▶ WHAT THE TASK REQUIRES: List every geographic region or area named in the Permian shale gas passage below.

▶ PROVIDED PASSAGE:
* * * *

The Permian interval is important for shale oil and gas exploration in South China. However, the exploration and development of Permian shale gas are still at the preliminary stage, and our understanding of its shale gas reservoir characteristics is not advanced [10,11,12]. The latest research indicates that, compared to the shale in the Sichuan Basin, the Dalong Formation shale in Western Hubei has the following particularities detailed below. (1) Whereas the main producing layers of the Longmaxi Formation in the Sichuan Basin are shelf deposits [13,14,15], the dominant layers being explored in the Dalong Formation are in the rifted platform basin facies [16,17]. (2) The total organic carbon (TOC) content of the Longmaxi Formation in the Sichuan Basin is mainly within the range of 0.5-6.0 wt.% [18,19], whereas that of the Dalong Formation in Western Hubei is in the range 2.6–14.3 wt.%, which may impact the formation of organic matter pores. (3) Compared to shale gas resources in the Sichuan Basin (60% of which are buried to >3500 m depth), the Calong shale is shallowly buried (mostly 0–2000 m depth, except in the Lichuan region where it is buried to a 4000 m depth) and widely distributed. The Dalong Formation has undergone a moderate degree of thermal evolution (Ro = 2.6–2.8%) [20], slightly less than the Longmaxi Formation (Ro = 2.3–3.1%) [21].

* * * *

▶ MATERIAL SHOWN:
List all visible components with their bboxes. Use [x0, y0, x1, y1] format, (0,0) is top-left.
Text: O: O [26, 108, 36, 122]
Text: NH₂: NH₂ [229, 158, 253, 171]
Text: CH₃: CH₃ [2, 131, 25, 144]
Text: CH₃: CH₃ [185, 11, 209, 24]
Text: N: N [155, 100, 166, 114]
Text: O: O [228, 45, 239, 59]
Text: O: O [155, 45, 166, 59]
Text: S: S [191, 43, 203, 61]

* * * *

▶ THE RESULT: South China, Sichuan Basin, Western Hubei, Lichuan region